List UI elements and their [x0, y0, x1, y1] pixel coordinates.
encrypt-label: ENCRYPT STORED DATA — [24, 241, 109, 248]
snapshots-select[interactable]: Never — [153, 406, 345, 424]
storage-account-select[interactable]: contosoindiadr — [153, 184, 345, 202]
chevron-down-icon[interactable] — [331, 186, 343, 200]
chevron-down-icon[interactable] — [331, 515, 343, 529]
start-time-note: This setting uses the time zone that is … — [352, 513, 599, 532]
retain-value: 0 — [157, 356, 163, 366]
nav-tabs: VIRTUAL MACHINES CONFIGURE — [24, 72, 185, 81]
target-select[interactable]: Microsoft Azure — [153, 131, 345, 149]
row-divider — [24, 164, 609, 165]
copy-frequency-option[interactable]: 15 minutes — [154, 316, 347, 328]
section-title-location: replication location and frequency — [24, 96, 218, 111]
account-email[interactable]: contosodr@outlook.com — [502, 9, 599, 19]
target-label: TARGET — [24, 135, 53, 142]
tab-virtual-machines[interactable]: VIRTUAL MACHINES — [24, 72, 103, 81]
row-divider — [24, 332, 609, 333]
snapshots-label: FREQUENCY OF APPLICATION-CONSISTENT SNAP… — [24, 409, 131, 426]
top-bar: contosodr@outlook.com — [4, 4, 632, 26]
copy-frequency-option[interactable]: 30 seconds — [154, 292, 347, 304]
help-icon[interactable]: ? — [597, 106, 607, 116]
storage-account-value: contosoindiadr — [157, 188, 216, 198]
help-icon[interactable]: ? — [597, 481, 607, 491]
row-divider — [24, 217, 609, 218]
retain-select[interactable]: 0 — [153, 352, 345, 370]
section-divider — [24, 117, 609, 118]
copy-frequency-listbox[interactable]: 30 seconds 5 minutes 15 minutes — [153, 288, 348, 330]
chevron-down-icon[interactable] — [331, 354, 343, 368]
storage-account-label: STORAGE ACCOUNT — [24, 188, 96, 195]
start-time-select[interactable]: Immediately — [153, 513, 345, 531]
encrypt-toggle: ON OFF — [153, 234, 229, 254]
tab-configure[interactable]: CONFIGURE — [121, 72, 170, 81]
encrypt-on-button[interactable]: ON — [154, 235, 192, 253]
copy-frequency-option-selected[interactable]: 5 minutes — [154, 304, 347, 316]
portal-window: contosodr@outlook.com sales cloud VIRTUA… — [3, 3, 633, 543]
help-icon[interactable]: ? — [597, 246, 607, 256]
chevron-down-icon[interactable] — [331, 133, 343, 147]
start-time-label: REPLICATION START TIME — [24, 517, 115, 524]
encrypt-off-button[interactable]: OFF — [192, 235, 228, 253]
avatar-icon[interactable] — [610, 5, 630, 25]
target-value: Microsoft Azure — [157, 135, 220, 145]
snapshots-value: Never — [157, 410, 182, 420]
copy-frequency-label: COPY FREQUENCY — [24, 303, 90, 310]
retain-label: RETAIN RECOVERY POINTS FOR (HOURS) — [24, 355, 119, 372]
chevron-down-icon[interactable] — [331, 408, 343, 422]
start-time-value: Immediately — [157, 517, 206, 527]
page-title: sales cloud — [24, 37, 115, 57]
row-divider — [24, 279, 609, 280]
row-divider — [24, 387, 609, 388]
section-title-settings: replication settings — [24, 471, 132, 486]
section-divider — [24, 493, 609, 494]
******************************
# [Exercise directions]
Reproduce the lines exactly, starting with the first line and going on through the line with "storage-account-select[interactable]: contosoindiadr —", both included.

# [Result for this exercise]
List UI elements and their [x0, y0, x1, y1] pixel coordinates.
encrypt-label: ENCRYPT STORED DATA — [24, 241, 109, 248]
snapshots-select[interactable]: Never — [153, 406, 345, 424]
storage-account-select[interactable]: contosoindiadr — [153, 184, 345, 202]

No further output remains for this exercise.